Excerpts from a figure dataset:
---------------
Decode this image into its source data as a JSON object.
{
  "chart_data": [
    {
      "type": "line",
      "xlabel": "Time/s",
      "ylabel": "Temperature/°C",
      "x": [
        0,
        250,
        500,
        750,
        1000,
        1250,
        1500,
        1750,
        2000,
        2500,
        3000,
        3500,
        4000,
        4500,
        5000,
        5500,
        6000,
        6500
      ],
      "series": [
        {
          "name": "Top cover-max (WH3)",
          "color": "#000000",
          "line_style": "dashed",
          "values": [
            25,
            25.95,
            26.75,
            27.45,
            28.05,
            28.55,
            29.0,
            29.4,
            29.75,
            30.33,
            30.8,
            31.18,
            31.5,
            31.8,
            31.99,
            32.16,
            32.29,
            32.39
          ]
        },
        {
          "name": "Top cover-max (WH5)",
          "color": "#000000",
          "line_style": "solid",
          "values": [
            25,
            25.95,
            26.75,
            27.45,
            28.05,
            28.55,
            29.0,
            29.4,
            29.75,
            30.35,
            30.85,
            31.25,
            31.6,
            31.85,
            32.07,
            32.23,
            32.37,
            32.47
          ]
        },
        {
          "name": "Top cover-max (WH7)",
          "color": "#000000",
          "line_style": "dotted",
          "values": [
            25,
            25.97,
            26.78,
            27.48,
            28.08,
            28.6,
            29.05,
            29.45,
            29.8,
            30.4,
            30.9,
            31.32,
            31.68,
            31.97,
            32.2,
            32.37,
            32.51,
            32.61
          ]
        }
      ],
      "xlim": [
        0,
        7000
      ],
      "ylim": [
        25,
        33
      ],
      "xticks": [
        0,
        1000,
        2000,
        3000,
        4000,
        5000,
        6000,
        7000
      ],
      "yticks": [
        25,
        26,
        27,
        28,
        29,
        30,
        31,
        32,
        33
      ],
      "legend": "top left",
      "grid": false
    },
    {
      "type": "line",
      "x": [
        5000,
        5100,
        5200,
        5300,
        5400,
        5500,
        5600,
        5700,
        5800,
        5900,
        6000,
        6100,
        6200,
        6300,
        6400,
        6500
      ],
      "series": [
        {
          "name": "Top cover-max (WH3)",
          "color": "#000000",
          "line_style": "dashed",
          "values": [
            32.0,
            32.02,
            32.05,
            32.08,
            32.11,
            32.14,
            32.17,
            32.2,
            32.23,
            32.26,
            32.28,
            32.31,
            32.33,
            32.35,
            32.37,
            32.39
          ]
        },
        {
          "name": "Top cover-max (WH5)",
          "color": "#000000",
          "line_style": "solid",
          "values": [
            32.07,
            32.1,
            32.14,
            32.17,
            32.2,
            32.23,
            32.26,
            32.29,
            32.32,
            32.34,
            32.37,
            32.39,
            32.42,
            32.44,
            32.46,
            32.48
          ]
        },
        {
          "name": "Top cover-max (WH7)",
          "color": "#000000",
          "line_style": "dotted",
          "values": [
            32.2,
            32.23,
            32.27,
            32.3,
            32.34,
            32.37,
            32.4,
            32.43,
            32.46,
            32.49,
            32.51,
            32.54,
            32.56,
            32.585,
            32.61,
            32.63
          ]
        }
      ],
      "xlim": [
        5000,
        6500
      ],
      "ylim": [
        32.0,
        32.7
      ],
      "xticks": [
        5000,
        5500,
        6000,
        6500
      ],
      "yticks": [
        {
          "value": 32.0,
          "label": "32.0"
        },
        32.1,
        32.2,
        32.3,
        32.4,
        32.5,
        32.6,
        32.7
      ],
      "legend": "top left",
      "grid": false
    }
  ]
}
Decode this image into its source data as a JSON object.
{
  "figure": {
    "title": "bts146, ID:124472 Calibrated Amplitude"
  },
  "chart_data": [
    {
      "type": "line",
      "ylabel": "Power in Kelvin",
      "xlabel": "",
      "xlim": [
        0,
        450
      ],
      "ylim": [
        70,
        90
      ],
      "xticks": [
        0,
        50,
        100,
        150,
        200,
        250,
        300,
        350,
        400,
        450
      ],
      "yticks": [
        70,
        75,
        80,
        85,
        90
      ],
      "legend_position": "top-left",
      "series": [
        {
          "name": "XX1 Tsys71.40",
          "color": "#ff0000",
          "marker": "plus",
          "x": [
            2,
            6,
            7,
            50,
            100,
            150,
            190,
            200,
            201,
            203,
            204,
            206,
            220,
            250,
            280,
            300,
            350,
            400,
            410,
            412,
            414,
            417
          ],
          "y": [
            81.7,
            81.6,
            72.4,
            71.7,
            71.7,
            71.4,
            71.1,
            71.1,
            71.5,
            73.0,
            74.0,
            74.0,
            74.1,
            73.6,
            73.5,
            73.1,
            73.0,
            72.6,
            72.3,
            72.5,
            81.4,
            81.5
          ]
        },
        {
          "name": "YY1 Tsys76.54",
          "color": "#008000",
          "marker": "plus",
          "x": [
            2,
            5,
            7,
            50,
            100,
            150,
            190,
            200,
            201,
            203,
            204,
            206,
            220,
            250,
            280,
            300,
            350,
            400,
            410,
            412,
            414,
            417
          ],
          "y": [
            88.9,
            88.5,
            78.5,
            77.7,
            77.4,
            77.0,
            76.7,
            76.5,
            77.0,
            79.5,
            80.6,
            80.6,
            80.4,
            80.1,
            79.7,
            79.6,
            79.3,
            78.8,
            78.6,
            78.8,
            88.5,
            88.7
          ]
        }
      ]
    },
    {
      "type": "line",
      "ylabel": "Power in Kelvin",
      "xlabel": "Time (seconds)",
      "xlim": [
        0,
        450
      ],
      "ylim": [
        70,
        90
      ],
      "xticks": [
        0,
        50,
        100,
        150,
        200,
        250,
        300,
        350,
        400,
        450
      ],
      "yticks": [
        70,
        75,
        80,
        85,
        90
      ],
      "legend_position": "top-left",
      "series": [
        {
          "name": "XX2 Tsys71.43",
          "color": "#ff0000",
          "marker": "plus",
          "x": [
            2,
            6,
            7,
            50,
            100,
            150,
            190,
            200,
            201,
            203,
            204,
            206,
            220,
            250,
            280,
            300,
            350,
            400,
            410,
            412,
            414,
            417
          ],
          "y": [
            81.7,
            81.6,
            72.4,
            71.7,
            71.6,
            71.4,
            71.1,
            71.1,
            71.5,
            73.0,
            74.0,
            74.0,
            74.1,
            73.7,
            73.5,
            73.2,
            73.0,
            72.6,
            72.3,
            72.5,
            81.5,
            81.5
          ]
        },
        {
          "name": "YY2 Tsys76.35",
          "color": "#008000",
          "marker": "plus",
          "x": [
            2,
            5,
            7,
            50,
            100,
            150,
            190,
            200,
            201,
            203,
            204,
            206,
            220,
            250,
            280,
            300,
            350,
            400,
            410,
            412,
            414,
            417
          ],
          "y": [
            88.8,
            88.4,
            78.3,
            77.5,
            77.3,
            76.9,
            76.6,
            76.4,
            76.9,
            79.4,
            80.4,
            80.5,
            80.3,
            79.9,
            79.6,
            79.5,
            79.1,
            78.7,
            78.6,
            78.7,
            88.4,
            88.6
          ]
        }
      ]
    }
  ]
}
---------------
> [Given request]
Extract the full listing above without alteration.

> [Correct response]
Decode this image into its source data as a JSON object.
{
  "chart_data": [
    {
      "type": "line",
      "xlabel": "Time/s",
      "ylabel": "Temperature/°C",
      "x": [
        0,
        250,
        500,
        750,
        1000,
        1250,
        1500,
        1750,
        2000,
        2500,
        3000,
        3500,
        4000,
        4500,
        5000,
        5500,
        6000,
        6500
      ],
      "series": [
        {
          "name": "Top cover-max (WH3)",
          "color": "#000000",
          "line_style": "dashed",
          "values": [
            25,
            25.95,
            26.75,
            27.45,
            28.05,
            28.55,
            29.0,
            29.4,
            29.75,
            30.33,
            30.8,
            31.18,
            31.5,
            31.8,
            31.99,
            32.16,
            32.29,
            32.39
          ]
        },
        {
          "name": "Top cover-max (WH5)",
          "color": "#000000",
          "line_style": "solid",
          "values": [
            25,
            25.95,
            26.75,
            27.45,
            28.05,
            28.55,
            29.0,
            29.4,
            29.75,
            30.35,
            30.85,
            31.25,
            31.6,
            31.85,
            32.07,
            32.23,
            32.37,
            32.47
          ]
        },
        {
          "name": "Top cover-max (WH7)",
          "color": "#000000",
          "line_style": "dotted",
          "values": [
            25,
            25.97,
            26.78,
            27.48,
            28.08,
            28.6,
            29.05,
            29.45,
            29.8,
            30.4,
            30.9,
            31.32,
            31.68,
            31.97,
            32.2,
            32.37,
            32.51,
            32.61
          ]
        }
      ],
      "xlim": [
        0,
        7000
      ],
      "ylim": [
        25,
        33
      ],
      "xticks": [
        0,
        1000,
        2000,
        3000,
        4000,
        5000,
        6000,
        7000
      ],
      "yticks": [
        25,
        26,
        27,
        28,
        29,
        30,
        31,
        32,
        33
      ],
      "legend": "top left",
      "grid": false
    },
    {
      "type": "line",
      "x": [
        5000,
        5100,
        5200,
        5300,
        5400,
        5500,
        5600,
        5700,
        5800,
        5900,
        6000,
        6100,
        6200,
        6300,
        6400,
        6500
      ],
      "series": [
        {
          "name": "Top cover-max (WH3)",
          "color": "#000000",
          "line_style": "dashed",
          "values": [
            32.0,
            32.02,
            32.05,
            32.08,
            32.11,
            32.14,
            32.17,
            32.2,
            32.23,
            32.26,
            32.28,
            32.31,
            32.33,
            32.35,
            32.37,
            32.39
          ]
        },
        {
          "name": "Top cover-max (WH5)",
          "color": "#000000",
          "line_style": "solid",
          "values": [
            32.07,
            32.1,
            32.14,
            32.17,
            32.2,
            32.23,
            32.26,
            32.29,
            32.32,
            32.34,
            32.37,
            32.39,
            32.42,
            32.44,
            32.46,
            32.48
          ]
        },
        {
          "name": "Top cover-max (WH7)",
          "color": "#000000",
          "line_style": "dotted",
          "values": [
            32.2,
            32.23,
            32.27,
            32.3,
            32.34,
            32.37,
            32.4,
            32.43,
            32.46,
            32.49,
            32.51,
            32.54,
            32.56,
            32.585,
            32.61,
            32.63
          ]
        }
      ],
      "xlim": [
        5000,
        6500
      ],
      "ylim": [
        32.0,
        32.7
      ],
      "xticks": [
        5000,
        5500,
        6000,
        6500
      ],
      "yticks": [
        {
          "value": 32.0,
          "label": "32.0"
        },
        32.1,
        32.2,
        32.3,
        32.4,
        32.5,
        32.6,
        32.7
      ],
      "legend": "top left",
      "grid": false
    }
  ]
}
Decode this image into its source data as a JSON object.
{
  "figure": {
    "title": "bts146, ID:124472 Calibrated Amplitude"
  },
  "chart_data": [
    {
      "type": "line",
      "ylabel": "Power in Kelvin",
      "xlabel": "",
      "xlim": [
        0,
        450
      ],
      "ylim": [
        70,
        90
      ],
      "xticks": [
        0,
        50,
        100,
        150,
        200,
        250,
        300,
        350,
        400,
        450
      ],
      "yticks": [
        70,
        75,
        80,
        85,
        90
      ],
      "legend_position": "top-left",
      "series": [
        {
          "name": "XX1 Tsys71.40",
          "color": "#ff0000",
          "marker": "plus",
          "x": [
            2,
            6,
            7,
            50,
            100,
            150,
            190,
            200,
            201,
            203,
            204,
            206,
            220,
            250,
            280,
            300,
            350,
            400,
            410,
            412,
            414,
            417
          ],
          "y": [
            81.7,
            81.6,
            72.4,
            71.7,
            71.7,
            71.4,
            71.1,
            71.1,
            71.5,
            73.0,
            74.0,
            74.0,
            74.1,
            73.6,
            73.5,
            73.1,
            73.0,
            72.6,
            72.3,
            72.5,
            81.4,
            81.5
          ]
        },
        {
          "name": "YY1 Tsys76.54",
          "color": "#008000",
          "marker": "plus",
          "x": [
            2,
            5,
            7,
            50,
            100,
            150,
            190,
            200,
            201,
            203,
            204,
            206,
            220,
            250,
            280,
            300,
            350,
            400,
            410,
            412,
            414,
            417
          ],
          "y": [
            88.9,
            88.5,
            78.5,
            77.7,
            77.4,
            77.0,
            76.7,
            76.5,
            77.0,
            79.5,
            80.6,
            80.6,
            80.4,
            80.1,
            79.7,
            79.6,
            79.3,
            78.8,
            78.6,
            78.8,
            88.5,
            88.7
          ]
        }
      ]
    },
    {
      "type": "line",
      "ylabel": "Power in Kelvin",
      "xlabel": "Time (seconds)",
      "xlim": [
        0,
        450
      ],
      "ylim": [
        70,
        90
      ],
      "xticks": [
        0,
        50,
        100,
        150,
        200,
        250,
        300,
        350,
        400,
        450
      ],
      "yticks": [
        70,
        75,
        80,
        85,
        90
      ],
      "legend_position": "top-left",
      "series": [
        {
          "name": "XX2 Tsys71.43",
          "color": "#ff0000",
          "marker": "plus",
          "x": [
            2,
            6,
            7,
            50,
            100,
            150,
            190,
            200,
            201,
            203,
            204,
            206,
            220,
            250,
            280,
            300,
            350,
            400,
            410,
            412,
            414,
            417
          ],
          "y": [
            81.7,
            81.6,
            72.4,
            71.7,
            71.6,
            71.4,
            71.1,
            71.1,
            71.5,
            73.0,
            74.0,
            74.0,
            74.1,
            73.7,
            73.5,
            73.2,
            73.0,
            72.6,
            72.3,
            72.5,
            81.5,
            81.5
          ]
        },
        {
          "name": "YY2 Tsys76.35",
          "color": "#008000",
          "marker": "plus",
          "x": [
            2,
            5,
            7,
            50,
            100,
            150,
            190,
            200,
            201,
            203,
            204,
            206,
            220,
            250,
            280,
            300,
            350,
            400,
            410,
            412,
            414,
            417
          ],
          "y": [
            88.8,
            88.4,
            78.3,
            77.5,
            77.3,
            76.9,
            76.6,
            76.4,
            76.9,
            79.4,
            80.4,
            80.5,
            80.3,
            79.9,
            79.6,
            79.5,
            79.1,
            78.7,
            78.6,
            78.7,
            88.4,
            88.6
          ]
        }
      ]
    }
  ]
}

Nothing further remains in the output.